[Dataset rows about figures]
━━━
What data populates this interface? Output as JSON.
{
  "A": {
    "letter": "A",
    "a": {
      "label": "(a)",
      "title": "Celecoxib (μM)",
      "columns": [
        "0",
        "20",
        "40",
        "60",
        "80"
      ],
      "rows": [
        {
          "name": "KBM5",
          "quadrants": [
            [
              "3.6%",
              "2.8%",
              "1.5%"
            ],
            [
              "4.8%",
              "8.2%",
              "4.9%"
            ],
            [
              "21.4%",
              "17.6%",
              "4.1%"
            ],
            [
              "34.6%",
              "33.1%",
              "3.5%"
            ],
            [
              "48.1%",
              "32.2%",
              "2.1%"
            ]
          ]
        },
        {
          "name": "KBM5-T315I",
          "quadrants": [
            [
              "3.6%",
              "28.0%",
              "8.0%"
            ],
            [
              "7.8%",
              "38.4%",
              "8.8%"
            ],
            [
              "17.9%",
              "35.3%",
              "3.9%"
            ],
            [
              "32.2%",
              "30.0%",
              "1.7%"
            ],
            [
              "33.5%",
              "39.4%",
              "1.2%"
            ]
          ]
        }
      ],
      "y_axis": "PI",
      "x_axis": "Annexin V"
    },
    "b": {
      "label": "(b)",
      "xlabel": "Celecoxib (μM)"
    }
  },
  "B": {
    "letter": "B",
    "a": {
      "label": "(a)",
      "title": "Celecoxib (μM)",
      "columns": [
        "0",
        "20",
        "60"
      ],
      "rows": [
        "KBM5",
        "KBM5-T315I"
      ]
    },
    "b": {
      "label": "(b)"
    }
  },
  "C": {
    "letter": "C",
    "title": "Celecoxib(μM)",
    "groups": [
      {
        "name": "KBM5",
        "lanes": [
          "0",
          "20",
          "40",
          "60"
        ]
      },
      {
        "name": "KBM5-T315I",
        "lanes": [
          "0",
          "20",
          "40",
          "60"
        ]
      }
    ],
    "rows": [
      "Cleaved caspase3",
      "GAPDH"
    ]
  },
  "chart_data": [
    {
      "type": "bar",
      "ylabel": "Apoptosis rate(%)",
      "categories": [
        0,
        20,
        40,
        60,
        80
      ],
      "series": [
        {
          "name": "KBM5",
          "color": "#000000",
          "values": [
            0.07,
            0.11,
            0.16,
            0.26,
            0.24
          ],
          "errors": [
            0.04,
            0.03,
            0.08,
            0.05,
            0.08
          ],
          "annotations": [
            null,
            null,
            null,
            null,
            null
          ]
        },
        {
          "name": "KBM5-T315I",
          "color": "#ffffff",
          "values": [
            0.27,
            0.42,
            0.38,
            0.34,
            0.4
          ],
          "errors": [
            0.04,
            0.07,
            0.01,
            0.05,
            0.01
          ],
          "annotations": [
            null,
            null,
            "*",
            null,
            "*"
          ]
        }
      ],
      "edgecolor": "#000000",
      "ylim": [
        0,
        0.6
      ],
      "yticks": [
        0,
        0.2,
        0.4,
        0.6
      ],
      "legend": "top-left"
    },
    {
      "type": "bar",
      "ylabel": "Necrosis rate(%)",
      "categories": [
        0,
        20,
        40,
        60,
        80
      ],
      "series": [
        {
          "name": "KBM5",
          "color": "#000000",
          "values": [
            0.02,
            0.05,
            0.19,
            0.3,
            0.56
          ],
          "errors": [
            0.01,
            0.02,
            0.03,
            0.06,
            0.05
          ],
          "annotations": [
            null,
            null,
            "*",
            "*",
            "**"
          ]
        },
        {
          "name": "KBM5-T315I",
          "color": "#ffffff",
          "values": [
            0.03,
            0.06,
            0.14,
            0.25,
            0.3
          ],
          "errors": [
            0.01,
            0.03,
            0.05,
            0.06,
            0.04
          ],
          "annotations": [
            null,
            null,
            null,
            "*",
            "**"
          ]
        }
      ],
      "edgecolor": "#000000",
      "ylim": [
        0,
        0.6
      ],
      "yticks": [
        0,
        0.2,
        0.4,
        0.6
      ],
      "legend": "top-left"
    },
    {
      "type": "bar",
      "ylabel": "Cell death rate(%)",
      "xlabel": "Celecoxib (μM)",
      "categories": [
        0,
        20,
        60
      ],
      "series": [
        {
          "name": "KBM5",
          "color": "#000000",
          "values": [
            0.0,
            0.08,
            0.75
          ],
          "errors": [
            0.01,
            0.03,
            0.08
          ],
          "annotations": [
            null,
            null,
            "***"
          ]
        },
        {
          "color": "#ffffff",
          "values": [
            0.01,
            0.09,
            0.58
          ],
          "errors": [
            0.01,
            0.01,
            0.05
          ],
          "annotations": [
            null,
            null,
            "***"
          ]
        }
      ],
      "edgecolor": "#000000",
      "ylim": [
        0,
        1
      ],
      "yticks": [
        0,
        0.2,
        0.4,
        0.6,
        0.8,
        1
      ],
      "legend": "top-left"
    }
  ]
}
━━━
Task instructions
From the data, list each line in which the string "xlabel" appears.

Response
      "xlabel": "Celecoxib (μM)"
      "xlabel": "Celecoxib (μM)",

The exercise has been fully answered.